What to do =
Scan the following material for the string "title" and copy each line in which it appears.

Excerpts from a figure dataset:

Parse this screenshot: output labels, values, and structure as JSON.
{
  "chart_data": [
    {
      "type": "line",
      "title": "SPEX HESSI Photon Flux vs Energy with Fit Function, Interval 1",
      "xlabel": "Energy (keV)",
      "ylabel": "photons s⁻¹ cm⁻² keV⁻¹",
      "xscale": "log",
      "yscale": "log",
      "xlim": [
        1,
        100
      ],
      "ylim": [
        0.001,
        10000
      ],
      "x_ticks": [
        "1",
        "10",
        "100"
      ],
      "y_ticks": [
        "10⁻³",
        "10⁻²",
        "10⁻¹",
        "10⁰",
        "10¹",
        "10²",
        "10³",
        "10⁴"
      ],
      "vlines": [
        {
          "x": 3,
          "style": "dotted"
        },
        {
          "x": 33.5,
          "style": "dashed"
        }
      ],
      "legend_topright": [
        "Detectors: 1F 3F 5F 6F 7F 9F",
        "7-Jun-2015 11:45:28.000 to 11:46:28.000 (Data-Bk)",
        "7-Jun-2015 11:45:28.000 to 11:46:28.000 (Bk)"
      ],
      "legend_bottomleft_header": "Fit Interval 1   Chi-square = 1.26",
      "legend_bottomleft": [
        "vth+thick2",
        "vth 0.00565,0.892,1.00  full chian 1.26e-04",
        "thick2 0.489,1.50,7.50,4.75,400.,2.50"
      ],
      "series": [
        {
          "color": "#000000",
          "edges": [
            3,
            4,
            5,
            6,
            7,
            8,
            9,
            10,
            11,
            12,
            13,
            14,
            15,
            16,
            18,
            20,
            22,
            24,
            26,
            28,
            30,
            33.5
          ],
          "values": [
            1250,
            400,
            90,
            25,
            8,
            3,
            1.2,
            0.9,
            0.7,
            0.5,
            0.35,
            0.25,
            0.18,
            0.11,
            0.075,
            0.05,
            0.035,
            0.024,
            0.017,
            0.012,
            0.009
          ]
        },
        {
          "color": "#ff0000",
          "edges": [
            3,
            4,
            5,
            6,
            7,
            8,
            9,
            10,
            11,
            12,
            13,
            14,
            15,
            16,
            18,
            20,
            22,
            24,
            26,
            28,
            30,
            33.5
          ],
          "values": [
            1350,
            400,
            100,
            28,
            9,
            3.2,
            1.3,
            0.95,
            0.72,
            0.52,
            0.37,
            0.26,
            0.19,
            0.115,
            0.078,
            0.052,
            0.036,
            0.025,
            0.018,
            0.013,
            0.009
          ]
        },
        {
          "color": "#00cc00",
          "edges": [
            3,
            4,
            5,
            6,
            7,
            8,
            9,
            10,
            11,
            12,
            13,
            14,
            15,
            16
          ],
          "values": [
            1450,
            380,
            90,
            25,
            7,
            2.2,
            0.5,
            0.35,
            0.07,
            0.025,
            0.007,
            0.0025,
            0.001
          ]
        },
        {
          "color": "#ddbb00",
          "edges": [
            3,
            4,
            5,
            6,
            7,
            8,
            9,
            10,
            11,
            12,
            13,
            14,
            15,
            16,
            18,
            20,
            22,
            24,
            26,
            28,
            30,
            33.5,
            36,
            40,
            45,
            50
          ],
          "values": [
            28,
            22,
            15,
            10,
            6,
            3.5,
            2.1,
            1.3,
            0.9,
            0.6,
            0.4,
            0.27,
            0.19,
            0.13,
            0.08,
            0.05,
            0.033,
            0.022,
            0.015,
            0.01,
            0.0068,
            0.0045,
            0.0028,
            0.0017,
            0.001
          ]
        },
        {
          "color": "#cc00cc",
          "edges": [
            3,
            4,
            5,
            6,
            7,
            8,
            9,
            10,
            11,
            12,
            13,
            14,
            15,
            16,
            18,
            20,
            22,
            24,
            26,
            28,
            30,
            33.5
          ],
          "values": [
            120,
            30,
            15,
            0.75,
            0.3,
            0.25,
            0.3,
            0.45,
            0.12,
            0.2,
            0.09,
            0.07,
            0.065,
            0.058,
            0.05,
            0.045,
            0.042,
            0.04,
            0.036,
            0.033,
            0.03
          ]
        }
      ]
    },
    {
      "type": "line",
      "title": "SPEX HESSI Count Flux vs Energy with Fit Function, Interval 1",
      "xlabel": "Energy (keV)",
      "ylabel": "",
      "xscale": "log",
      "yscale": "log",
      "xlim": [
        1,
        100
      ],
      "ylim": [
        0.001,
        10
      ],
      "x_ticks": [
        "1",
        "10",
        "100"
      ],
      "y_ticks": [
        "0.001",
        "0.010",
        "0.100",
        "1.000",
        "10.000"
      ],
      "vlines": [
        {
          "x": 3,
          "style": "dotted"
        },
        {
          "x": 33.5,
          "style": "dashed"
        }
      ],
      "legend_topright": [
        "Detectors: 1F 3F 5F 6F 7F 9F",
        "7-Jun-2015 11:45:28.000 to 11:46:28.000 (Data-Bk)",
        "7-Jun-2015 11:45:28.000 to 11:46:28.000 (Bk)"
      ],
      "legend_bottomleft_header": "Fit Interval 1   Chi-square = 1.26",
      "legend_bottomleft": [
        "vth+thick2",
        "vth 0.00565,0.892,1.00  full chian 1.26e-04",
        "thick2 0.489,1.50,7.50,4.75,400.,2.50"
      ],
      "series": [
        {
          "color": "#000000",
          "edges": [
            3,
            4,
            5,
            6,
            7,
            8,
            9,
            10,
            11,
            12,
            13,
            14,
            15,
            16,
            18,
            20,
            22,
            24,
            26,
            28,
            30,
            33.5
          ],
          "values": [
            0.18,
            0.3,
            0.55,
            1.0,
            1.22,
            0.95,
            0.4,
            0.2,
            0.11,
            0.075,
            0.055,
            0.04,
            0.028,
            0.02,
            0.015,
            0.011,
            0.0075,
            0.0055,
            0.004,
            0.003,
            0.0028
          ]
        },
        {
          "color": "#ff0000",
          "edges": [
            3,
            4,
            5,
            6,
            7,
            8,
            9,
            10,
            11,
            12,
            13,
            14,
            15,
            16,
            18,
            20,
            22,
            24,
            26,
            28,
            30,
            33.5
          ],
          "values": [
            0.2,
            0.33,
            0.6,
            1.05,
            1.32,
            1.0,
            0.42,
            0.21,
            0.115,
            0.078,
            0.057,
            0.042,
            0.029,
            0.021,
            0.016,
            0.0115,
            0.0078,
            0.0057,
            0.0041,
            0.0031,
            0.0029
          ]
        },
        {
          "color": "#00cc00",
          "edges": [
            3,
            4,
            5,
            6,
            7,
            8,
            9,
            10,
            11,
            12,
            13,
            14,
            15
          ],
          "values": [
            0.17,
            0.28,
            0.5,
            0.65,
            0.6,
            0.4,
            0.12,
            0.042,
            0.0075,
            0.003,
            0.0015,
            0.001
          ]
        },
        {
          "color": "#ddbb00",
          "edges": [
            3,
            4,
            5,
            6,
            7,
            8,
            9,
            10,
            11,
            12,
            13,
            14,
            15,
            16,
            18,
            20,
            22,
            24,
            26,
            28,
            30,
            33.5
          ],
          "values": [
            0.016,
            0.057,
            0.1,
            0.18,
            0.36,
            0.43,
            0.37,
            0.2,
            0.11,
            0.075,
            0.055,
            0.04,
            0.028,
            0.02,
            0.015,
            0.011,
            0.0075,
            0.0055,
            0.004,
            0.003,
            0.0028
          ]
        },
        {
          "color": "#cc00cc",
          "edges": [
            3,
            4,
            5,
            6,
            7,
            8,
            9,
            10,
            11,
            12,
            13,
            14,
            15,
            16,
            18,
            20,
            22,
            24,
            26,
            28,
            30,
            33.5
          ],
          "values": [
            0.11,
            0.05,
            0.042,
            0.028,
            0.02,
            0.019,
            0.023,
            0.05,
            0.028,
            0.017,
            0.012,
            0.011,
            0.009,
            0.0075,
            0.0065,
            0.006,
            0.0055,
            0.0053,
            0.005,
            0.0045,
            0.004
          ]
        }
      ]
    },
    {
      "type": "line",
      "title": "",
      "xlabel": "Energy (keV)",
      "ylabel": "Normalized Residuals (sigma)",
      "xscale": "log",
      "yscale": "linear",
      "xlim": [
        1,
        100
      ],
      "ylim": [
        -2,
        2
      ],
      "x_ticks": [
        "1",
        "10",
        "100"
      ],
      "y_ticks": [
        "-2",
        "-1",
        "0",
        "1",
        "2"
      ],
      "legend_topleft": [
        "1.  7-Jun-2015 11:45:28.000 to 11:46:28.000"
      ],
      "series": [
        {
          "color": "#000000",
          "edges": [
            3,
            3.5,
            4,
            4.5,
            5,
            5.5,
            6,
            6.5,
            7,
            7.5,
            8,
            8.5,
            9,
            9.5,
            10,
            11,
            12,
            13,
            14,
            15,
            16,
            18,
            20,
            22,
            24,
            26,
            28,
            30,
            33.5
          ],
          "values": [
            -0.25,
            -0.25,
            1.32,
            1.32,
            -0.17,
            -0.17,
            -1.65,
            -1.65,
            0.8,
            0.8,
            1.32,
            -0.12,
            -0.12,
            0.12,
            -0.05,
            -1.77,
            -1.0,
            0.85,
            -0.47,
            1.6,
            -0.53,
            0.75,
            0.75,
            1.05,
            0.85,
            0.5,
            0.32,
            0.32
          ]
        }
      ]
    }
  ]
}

Full output =
      "title": "SPEX HESSI Photon Flux vs Energy with Fit Function, Interval 1",
      "title": "SPEX HESSI Count Flux vs Energy with Fit Function, Interval 1",
      "title": "",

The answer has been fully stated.